#### Dataset rows:
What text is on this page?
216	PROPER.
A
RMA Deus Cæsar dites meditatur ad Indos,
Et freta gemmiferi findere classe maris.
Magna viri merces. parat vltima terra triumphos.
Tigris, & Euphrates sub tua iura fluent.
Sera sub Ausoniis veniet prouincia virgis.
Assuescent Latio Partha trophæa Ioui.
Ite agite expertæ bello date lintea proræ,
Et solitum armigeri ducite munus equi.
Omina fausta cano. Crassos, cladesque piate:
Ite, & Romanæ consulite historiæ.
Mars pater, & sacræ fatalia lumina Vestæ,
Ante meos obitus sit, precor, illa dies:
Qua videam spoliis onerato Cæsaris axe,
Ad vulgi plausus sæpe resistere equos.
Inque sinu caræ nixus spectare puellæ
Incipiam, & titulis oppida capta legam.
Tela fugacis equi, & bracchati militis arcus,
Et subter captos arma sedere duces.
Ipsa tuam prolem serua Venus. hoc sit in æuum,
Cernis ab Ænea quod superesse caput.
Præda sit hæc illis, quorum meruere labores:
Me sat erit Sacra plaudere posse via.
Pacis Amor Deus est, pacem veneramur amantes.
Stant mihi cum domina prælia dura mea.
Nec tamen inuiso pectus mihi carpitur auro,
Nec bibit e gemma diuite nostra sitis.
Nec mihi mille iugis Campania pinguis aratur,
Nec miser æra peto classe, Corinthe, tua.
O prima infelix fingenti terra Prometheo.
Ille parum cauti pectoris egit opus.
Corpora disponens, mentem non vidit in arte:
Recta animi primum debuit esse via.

--

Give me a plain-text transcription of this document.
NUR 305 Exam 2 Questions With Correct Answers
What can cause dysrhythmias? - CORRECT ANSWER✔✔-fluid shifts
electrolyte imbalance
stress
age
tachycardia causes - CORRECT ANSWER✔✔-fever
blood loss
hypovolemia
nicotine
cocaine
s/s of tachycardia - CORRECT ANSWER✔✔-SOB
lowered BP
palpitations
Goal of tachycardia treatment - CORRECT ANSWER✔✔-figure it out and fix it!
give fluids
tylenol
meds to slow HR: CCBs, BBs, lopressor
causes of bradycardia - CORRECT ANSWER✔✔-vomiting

#### Problem description:
Report how many lines of the entries hold the word "equi". Nothing else is needed.

#### Full answer:
2